WORK INSTRUCTIONS — Tally the lines that include the word "parroquial" and reply with nothing but the total.

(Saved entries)
——
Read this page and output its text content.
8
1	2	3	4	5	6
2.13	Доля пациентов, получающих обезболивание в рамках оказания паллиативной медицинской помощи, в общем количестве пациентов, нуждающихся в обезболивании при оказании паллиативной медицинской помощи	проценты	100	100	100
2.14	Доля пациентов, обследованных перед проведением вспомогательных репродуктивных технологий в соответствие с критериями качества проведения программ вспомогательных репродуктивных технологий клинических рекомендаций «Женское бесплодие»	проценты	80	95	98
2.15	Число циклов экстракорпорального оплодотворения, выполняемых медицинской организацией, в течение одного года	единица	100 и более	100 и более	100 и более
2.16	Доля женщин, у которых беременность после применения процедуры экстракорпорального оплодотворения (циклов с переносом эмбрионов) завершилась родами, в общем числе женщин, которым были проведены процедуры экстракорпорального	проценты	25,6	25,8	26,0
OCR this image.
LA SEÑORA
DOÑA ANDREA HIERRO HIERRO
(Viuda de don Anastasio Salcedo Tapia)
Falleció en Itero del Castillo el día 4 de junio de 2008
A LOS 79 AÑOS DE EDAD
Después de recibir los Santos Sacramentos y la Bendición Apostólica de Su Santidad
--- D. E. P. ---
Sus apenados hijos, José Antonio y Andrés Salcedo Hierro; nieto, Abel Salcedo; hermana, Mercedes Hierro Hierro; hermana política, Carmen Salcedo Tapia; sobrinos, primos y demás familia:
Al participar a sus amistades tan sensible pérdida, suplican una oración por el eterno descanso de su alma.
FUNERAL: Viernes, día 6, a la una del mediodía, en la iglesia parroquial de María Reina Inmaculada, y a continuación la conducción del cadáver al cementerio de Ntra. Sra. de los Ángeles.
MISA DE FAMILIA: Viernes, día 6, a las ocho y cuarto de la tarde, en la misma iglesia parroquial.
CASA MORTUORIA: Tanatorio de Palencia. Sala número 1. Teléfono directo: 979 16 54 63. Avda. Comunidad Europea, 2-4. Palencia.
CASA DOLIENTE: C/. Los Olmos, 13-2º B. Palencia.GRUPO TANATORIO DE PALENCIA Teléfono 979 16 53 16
——
ANSWER TO THE TASK — 2